The request
Pull out every line below containing the word "numbers".

Provided information
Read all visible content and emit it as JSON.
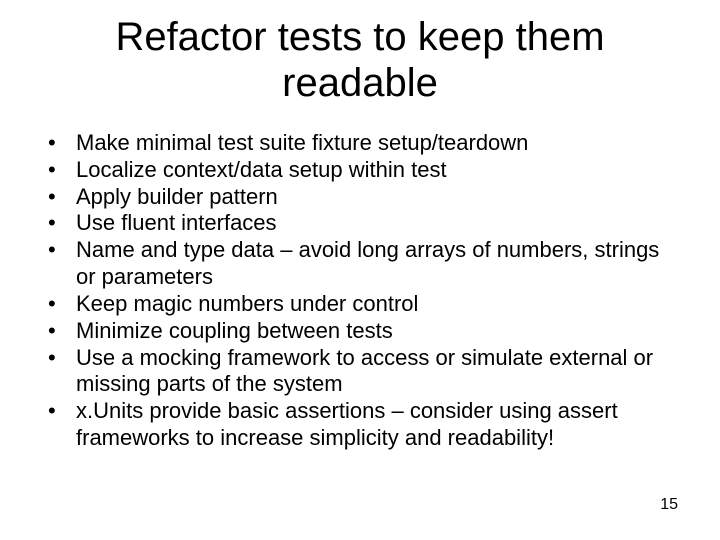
{
  "title": "Refactor tests to keep them readable",
  "bullets": [
    "Make minimal test suite fixture setup/teardown",
    "Localize context/data setup within test",
    "Apply builder pattern",
    "Use fluent interfaces",
    "Name and type data – avoid long arrays of numbers, strings or parameters",
    "Keep magic numbers under control",
    "Minimize coupling between tests",
    "Use a mocking framework to access or simulate external or missing parts of the system",
    "x.Units provide basic assertions – consider using assert frameworks to increase simplicity and readability!"
  ],
  "page_number": "15",
  "bullet_char": "•"
}
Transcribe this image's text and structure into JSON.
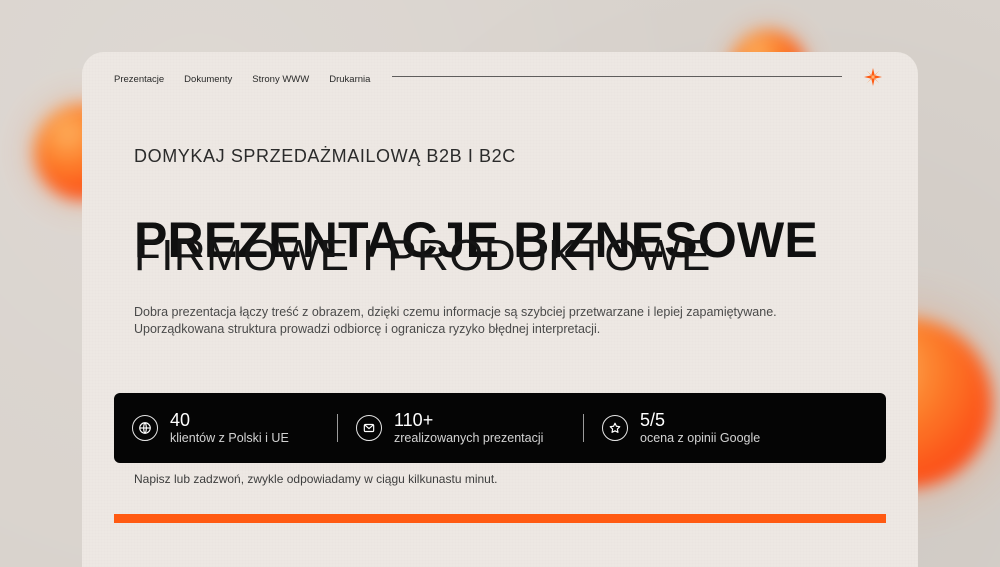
{
  "nav": {
    "items": [
      {
        "label": "Prezentacje"
      },
      {
        "label": "Dokumenty"
      },
      {
        "label": "Strony WWW"
      },
      {
        "label": "Drukarnia"
      }
    ]
  },
  "hero": {
    "kicker": "DOMYKAJ SPRZEDAŻMAILOWĄ B2B I B2C",
    "headline": "PREZENTACJE  BIZNESOWE",
    "subheadline": "FIRMOWE I PRODUKTOWE",
    "description_line_1": "Dobra prezentacja  łączy treść z obrazem, dzięki czemu informacje są szybciej przetwarzane i lepiej zapamiętywane.",
    "description_line_2": "Uporządkowana struktura prowadzi odbiorcę i ogranicza ryzyko błędnej interpretacji."
  },
  "stats": [
    {
      "icon": "globe-icon",
      "value": "40",
      "label": "klientów z Polski i UE"
    },
    {
      "icon": "mail-icon",
      "value": "110+",
      "label": "zrealizowanych prezentacji"
    },
    {
      "icon": "star-icon",
      "value": "5/5",
      "label": "ocena z opinii Google"
    }
  ],
  "contact": {
    "text": "Napisz lub zadzwoń, zwykle odpowiadamy w ciągu kilkunastu minut."
  },
  "colors": {
    "background": "#d9d3cd",
    "card": "#ede8e3",
    "accent": "#ff5a12",
    "text_dark": "#101010",
    "stats_bg": "#050505"
  }
}
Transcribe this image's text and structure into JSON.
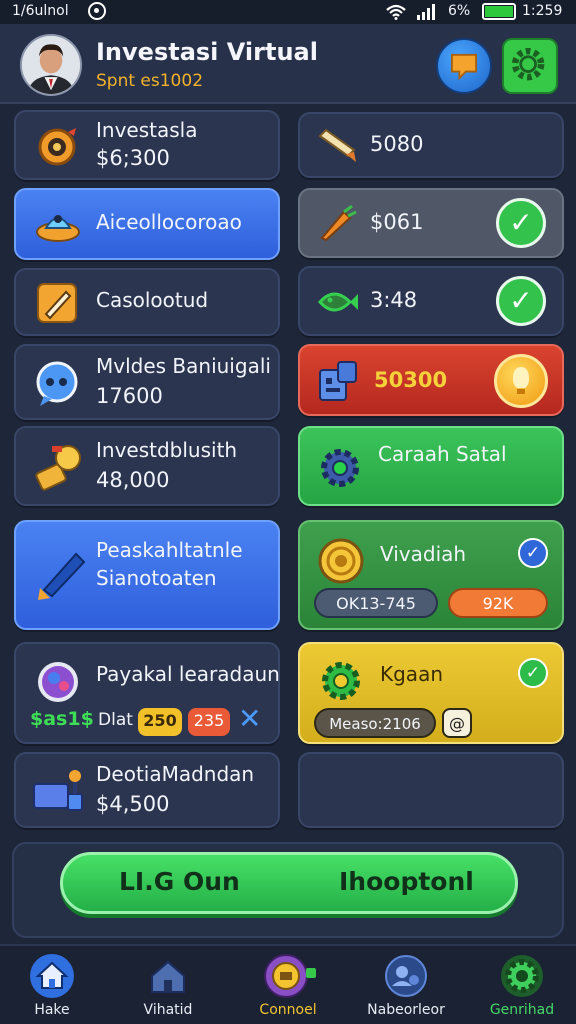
{
  "status_bar": {
    "carrier": "1/6ulnol",
    "battery_pct": "6%",
    "time": "1:259",
    "battery_level": 1.0
  },
  "header": {
    "title": "Investasi Virtual",
    "subtitle": "Spnt es1002",
    "chat_icon": "chat-icon",
    "settings_icon": "gear-icon"
  },
  "left_cards": [
    {
      "title": "Investasla",
      "value": "$6;300",
      "icon": "coin-target-icon"
    },
    {
      "title": "Aiceollocoroao",
      "value": "",
      "icon": "ufo-icon"
    },
    {
      "title": "Casolootud",
      "value": "",
      "icon": "pencil-icon"
    },
    {
      "title": "Mvldes Baniuigali",
      "value": "17600",
      "icon": "chat-bubble-icon"
    },
    {
      "title": "Investdblusith",
      "value": "48,000",
      "icon": "hammer-coin-icon"
    },
    {
      "title": "Peaskahltatnle",
      "value": "Sianotoaten",
      "icon": "blue-pen-icon"
    },
    {
      "title": "Payakal learadaun",
      "value": "",
      "icon": "planet-icon",
      "extras": {
        "money_tag": "$as1$",
        "label": "Dlat",
        "badge_yellow": "250",
        "badge_orange": "235",
        "close_icon": "close-icon"
      }
    },
    {
      "title": "DeotiaMadndan",
      "value": "$4,500",
      "icon": "card-joystick-icon"
    }
  ],
  "right_cards": [
    {
      "value": "5080",
      "icon": "scroll-icon"
    },
    {
      "value": "$061",
      "icon": "carrot-icon",
      "check": true
    },
    {
      "value": "3:48",
      "icon": "fish-icon",
      "check": true
    },
    {
      "value": "50300",
      "icon": "robot-icon",
      "lightbulb": true
    },
    {
      "title": "Caraah Satal",
      "icon": "cog-icon"
    },
    {
      "title": "Vivadiah",
      "icon": "gold-coin-icon",
      "pill_left": "OK13-745",
      "pill_right": "92K",
      "check": true
    },
    {
      "title": "Kgaan",
      "icon": "green-gear-icon",
      "pill_left": "Measo:2106",
      "pill_right": "@",
      "check": true
    },
    {
      "title": ""
    }
  ],
  "cta": {
    "left_label": "LI.G Oun",
    "right_label": "Ihooptonl"
  },
  "bottom_nav": [
    {
      "label": "Hake",
      "icon": "home-icon",
      "color": "#ffffff"
    },
    {
      "label": "Vihatid",
      "icon": "house-icon",
      "color": "#ffffff"
    },
    {
      "label": "Connoel",
      "icon": "coin-robot-icon",
      "color": "#f3c430"
    },
    {
      "label": "Nabeorleor",
      "icon": "globe-user-icon",
      "color": "#ffffff"
    },
    {
      "label": "Genrihad",
      "icon": "gear-icon",
      "color": "#45d866"
    }
  ]
}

Correct result
    "Name and type data – avoid long arrays of numbers, strings or parameters",
    "Keep magic numbers under control",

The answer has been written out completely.